Copy every entry precisely.

>> start

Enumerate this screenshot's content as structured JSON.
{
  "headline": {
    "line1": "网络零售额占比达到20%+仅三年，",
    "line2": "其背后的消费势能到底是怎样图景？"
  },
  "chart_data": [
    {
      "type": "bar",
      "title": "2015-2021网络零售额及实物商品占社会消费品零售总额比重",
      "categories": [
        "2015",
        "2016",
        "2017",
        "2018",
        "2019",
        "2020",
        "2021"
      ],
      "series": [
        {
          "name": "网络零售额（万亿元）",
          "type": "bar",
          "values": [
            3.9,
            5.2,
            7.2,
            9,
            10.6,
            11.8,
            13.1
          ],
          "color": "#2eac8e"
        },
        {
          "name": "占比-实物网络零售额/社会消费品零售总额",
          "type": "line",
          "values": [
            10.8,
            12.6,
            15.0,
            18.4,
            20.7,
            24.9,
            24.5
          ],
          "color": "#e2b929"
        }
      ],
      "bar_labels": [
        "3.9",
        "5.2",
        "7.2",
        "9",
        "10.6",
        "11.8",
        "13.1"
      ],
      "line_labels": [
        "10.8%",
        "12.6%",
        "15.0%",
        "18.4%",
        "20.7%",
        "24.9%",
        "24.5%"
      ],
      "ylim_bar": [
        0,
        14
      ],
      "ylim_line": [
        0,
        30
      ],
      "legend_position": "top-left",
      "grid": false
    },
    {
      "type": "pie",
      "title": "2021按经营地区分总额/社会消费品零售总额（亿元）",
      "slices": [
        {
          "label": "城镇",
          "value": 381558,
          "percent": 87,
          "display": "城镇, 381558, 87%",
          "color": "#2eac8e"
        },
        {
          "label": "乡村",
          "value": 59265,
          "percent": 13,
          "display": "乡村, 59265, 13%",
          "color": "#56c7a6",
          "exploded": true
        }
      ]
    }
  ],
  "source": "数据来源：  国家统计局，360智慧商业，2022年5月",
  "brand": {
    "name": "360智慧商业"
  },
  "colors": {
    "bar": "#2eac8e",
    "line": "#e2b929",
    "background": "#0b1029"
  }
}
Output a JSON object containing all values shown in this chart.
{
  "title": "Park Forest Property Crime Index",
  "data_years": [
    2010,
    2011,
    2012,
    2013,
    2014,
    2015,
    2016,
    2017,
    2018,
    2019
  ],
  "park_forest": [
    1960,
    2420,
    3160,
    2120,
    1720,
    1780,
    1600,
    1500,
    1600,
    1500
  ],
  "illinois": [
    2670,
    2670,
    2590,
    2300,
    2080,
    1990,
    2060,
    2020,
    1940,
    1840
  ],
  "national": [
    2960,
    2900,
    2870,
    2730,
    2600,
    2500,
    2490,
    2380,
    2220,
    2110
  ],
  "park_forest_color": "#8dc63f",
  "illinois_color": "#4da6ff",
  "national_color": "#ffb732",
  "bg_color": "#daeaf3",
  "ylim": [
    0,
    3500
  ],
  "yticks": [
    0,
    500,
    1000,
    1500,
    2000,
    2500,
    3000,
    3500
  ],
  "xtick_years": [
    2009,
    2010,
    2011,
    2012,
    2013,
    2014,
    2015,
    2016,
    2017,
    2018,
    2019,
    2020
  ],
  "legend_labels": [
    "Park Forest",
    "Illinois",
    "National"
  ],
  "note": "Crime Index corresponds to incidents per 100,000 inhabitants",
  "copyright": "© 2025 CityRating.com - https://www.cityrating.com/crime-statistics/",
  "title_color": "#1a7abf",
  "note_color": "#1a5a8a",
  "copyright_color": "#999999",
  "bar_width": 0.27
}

>> end

Written solution:
Enumerate this screenshot's content as structured JSON.
{
  "headline": {
    "line1": "网络零售额占比达到20%+仅三年，",
    "line2": "其背后的消费势能到底是怎样图景？"
  },
  "chart_data": [
    {
      "type": "bar",
      "title": "2015-2021网络零售额及实物商品占社会消费品零售总额比重",
      "categories": [
        "2015",
        "2016",
        "2017",
        "2018",
        "2019",
        "2020",
        "2021"
      ],
      "series": [
        {
          "name": "网络零售额（万亿元）",
          "type": "bar",
          "values": [
            3.9,
            5.2,
            7.2,
            9,
            10.6,
            11.8,
            13.1
          ],
          "color": "#2eac8e"
        },
        {
          "name": "占比-实物网络零售额/社会消费品零售总额",
          "type": "line",
          "values": [
            10.8,
            12.6,
            15.0,
            18.4,
            20.7,
            24.9,
            24.5
          ],
          "color": "#e2b929"
        }
      ],
      "bar_labels": [
        "3.9",
        "5.2",
        "7.2",
        "9",
        "10.6",
        "11.8",
        "13.1"
      ],
      "line_labels": [
        "10.8%",
        "12.6%",
        "15.0%",
        "18.4%",
        "20.7%",
        "24.9%",
        "24.5%"
      ],
      "ylim_bar": [
        0,
        14
      ],
      "ylim_line": [
        0,
        30
      ],
      "legend_position": "top-left",
      "grid": false
    },
    {
      "type": "pie",
      "title": "2021按经营地区分总额/社会消费品零售总额（亿元）",
      "slices": [
        {
          "label": "城镇",
          "value": 381558,
          "percent": 87,
          "display": "城镇, 381558, 87%",
          "color": "#2eac8e"
        },
        {
          "label": "乡村",
          "value": 59265,
          "percent": 13,
          "display": "乡村, 59265, 13%",
          "color": "#56c7a6",
          "exploded": true
        }
      ]
    }
  ],
  "source": "数据来源：  国家统计局，360智慧商业，2022年5月",
  "brand": {
    "name": "360智慧商业"
  },
  "colors": {
    "bar": "#2eac8e",
    "line": "#e2b929",
    "background": "#0b1029"
  }
}
Output a JSON object containing all values shown in this chart.
{
  "title": "Park Forest Property Crime Index",
  "data_years": [
    2010,
    2011,
    2012,
    2013,
    2014,
    2015,
    2016,
    2017,
    2018,
    2019
  ],
  "park_forest": [
    1960,
    2420,
    3160,
    2120,
    1720,
    1780,
    1600,
    1500,
    1600,
    1500
  ],
  "illinois": [
    2670,
    2670,
    2590,
    2300,
    2080,
    1990,
    2060,
    2020,
    1940,
    1840
  ],
  "national": [
    2960,
    2900,
    2870,
    2730,
    2600,
    2500,
    2490,
    2380,
    2220,
    2110
  ],
  "park_forest_color": "#8dc63f",
  "illinois_color": "#4da6ff",
  "national_color": "#ffb732",
  "bg_color": "#daeaf3",
  "ylim": [
    0,
    3500
  ],
  "yticks": [
    0,
    500,
    1000,
    1500,
    2000,
    2500,
    3000,
    3500
  ],
  "xtick_years": [
    2009,
    2010,
    2011,
    2012,
    2013,
    2014,
    2015,
    2016,
    2017,
    2018,
    2019,
    2020
  ],
  "legend_labels": [
    "Park Forest",
    "Illinois",
    "National"
  ],
  "note": "Crime Index corresponds to incidents per 100,000 inhabitants",
  "copyright": "© 2025 CityRating.com - https://www.cityrating.com/crime-statistics/",
  "title_color": "#1a7abf",
  "note_color": "#1a5a8a",
  "copyright_color": "#999999",
  "bar_width": 0.27
}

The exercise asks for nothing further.